• [Instructions for the task] Sort through the data and copy the lines holding the word "list".

• [Data excerpts]
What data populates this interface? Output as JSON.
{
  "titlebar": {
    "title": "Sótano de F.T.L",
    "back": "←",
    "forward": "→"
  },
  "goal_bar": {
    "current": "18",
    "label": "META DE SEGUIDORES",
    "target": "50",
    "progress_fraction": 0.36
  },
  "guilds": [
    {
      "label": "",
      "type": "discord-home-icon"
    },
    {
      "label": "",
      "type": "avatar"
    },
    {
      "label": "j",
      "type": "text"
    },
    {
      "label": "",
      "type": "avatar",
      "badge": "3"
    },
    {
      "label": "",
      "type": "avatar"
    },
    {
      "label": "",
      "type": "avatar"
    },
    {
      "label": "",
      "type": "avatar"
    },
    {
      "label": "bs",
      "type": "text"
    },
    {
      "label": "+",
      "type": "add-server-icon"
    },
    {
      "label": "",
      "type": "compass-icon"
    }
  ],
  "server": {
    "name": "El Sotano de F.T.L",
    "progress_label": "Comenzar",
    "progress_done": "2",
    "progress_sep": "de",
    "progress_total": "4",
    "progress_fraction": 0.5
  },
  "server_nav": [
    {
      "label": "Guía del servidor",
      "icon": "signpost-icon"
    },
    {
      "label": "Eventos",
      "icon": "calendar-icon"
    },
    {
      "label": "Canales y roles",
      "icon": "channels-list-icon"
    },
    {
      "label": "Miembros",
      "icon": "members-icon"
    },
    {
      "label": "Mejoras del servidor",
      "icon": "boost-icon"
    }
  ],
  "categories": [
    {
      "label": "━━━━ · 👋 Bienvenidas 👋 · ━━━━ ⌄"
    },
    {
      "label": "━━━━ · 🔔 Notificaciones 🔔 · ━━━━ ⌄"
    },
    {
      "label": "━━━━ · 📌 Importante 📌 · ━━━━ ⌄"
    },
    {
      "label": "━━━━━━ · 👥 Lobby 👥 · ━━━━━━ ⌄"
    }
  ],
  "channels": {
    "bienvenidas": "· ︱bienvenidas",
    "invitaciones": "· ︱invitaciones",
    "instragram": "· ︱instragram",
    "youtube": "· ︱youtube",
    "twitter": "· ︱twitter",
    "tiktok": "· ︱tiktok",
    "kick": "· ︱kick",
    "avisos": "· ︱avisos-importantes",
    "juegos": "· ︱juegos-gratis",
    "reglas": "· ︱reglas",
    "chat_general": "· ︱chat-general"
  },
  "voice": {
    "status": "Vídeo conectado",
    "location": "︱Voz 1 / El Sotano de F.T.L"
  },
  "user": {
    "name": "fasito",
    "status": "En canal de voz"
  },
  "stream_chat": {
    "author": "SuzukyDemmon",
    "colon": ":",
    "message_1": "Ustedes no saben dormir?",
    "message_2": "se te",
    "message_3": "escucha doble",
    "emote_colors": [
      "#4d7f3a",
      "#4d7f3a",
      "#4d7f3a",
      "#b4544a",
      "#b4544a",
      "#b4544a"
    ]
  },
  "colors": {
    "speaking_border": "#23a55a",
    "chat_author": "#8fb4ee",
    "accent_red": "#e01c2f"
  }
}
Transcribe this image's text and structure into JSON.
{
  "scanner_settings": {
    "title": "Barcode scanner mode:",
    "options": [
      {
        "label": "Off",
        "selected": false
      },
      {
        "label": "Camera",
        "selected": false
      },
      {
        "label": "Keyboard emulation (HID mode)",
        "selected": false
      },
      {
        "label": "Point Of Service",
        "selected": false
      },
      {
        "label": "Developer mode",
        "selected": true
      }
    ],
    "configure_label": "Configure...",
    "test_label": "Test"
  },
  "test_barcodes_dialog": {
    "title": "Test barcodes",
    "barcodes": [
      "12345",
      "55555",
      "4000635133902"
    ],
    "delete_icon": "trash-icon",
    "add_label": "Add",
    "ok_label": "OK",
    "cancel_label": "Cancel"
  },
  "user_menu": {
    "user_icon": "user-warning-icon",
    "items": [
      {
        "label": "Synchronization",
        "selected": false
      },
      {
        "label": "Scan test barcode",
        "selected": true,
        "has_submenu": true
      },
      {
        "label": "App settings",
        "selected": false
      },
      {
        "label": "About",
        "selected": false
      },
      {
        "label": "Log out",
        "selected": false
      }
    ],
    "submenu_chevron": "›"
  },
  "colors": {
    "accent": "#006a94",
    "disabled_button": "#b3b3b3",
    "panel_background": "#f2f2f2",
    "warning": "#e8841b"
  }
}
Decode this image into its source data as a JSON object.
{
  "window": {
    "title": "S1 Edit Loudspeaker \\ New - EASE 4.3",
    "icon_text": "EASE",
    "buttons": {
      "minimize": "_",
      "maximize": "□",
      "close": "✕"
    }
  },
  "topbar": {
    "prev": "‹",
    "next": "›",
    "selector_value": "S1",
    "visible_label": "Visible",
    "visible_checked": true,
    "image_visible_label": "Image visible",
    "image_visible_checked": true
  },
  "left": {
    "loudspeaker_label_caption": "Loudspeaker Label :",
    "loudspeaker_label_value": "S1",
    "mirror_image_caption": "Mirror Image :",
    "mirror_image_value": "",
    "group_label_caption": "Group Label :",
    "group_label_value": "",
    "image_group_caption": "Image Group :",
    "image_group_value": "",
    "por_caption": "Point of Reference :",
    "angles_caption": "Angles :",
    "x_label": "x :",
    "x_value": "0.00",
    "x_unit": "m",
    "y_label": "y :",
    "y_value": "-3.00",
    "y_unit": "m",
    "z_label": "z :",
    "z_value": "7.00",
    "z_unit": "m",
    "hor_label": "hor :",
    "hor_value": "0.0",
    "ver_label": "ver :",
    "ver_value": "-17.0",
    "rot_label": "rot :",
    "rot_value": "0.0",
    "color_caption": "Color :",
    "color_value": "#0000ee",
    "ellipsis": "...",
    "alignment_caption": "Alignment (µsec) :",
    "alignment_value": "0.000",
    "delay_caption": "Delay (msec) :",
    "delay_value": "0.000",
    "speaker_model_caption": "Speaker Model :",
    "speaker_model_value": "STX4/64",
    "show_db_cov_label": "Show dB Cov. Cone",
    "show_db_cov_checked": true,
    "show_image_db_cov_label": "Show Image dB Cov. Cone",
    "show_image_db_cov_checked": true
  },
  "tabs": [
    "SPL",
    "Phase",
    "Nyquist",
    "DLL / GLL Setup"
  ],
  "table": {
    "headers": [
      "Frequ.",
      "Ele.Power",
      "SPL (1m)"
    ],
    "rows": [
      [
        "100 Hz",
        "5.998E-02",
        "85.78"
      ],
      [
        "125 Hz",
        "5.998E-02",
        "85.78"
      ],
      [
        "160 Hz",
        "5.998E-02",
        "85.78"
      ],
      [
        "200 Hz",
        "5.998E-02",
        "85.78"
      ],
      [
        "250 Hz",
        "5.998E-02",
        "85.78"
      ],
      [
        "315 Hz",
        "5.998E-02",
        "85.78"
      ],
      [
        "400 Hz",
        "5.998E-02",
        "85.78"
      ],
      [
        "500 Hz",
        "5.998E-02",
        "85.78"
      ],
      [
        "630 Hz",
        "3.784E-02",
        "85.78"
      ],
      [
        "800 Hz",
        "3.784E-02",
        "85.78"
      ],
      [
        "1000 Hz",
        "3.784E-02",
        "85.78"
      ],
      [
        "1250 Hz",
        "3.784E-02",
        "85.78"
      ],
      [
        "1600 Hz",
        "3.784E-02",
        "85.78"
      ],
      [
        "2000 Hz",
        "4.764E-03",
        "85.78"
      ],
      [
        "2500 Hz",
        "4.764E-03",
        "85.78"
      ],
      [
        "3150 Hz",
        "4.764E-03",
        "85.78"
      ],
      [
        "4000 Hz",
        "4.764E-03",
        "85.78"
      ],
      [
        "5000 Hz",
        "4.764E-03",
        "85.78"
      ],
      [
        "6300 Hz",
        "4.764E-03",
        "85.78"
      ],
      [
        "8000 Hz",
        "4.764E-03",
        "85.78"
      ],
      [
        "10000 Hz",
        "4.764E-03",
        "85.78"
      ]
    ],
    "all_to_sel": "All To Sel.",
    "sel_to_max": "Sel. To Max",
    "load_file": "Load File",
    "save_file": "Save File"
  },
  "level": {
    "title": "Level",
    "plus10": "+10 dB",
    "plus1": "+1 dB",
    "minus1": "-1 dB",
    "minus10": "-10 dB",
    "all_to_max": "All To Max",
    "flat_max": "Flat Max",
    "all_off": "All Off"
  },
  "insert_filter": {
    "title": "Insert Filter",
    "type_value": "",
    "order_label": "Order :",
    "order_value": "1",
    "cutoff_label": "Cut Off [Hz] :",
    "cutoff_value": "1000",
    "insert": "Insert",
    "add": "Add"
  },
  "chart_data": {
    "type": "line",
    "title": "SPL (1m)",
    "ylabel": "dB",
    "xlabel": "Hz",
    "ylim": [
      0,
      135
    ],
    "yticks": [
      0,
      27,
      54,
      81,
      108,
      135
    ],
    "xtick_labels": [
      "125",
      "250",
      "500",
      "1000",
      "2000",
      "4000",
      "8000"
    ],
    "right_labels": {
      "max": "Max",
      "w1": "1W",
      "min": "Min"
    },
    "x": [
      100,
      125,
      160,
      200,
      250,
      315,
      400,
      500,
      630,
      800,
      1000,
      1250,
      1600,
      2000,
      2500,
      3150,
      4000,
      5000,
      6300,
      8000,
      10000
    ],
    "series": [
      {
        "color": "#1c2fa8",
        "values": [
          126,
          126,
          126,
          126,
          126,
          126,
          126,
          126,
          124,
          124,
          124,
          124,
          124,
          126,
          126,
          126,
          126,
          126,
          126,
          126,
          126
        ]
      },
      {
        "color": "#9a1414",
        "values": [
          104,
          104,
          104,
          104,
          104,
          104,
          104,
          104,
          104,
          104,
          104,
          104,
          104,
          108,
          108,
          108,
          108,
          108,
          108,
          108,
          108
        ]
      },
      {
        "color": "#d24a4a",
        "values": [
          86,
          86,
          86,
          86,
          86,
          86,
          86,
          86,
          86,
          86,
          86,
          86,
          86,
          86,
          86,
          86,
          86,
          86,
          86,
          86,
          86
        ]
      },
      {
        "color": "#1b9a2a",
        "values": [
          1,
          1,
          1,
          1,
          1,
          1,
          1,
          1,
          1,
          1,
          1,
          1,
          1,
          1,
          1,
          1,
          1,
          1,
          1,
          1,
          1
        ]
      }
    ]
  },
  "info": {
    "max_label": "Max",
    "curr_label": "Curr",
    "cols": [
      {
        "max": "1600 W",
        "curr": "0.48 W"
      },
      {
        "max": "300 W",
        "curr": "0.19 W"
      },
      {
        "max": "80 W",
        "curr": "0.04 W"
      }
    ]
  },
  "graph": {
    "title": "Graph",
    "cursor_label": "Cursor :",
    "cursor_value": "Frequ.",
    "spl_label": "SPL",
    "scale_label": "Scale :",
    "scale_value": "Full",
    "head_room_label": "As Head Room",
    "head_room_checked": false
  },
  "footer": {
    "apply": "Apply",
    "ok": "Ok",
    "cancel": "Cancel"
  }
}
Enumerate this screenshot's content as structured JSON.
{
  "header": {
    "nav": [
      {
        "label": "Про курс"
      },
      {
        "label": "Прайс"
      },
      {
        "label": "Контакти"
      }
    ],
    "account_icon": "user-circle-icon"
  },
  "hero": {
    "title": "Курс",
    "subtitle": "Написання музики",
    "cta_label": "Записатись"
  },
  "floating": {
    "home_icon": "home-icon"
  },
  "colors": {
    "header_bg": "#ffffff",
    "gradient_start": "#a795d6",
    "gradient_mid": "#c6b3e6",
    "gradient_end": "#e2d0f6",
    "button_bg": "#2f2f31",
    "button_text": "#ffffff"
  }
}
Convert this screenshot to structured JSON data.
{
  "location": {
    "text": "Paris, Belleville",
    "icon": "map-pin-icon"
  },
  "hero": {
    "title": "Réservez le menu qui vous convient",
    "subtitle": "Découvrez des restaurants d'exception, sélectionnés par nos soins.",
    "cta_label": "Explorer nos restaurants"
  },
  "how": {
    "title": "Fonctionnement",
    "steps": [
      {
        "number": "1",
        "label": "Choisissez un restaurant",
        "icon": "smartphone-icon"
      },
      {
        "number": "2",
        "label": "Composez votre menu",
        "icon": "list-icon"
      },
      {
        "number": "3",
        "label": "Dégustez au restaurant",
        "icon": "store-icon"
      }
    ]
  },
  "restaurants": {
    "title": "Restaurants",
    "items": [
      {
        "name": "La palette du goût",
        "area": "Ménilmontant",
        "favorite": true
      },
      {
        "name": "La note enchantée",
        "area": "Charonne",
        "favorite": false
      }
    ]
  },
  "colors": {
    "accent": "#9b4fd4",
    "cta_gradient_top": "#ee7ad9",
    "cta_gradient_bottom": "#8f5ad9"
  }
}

• [Task response]
      "icon": "channels-list-icon"
        "icon": "list-icon"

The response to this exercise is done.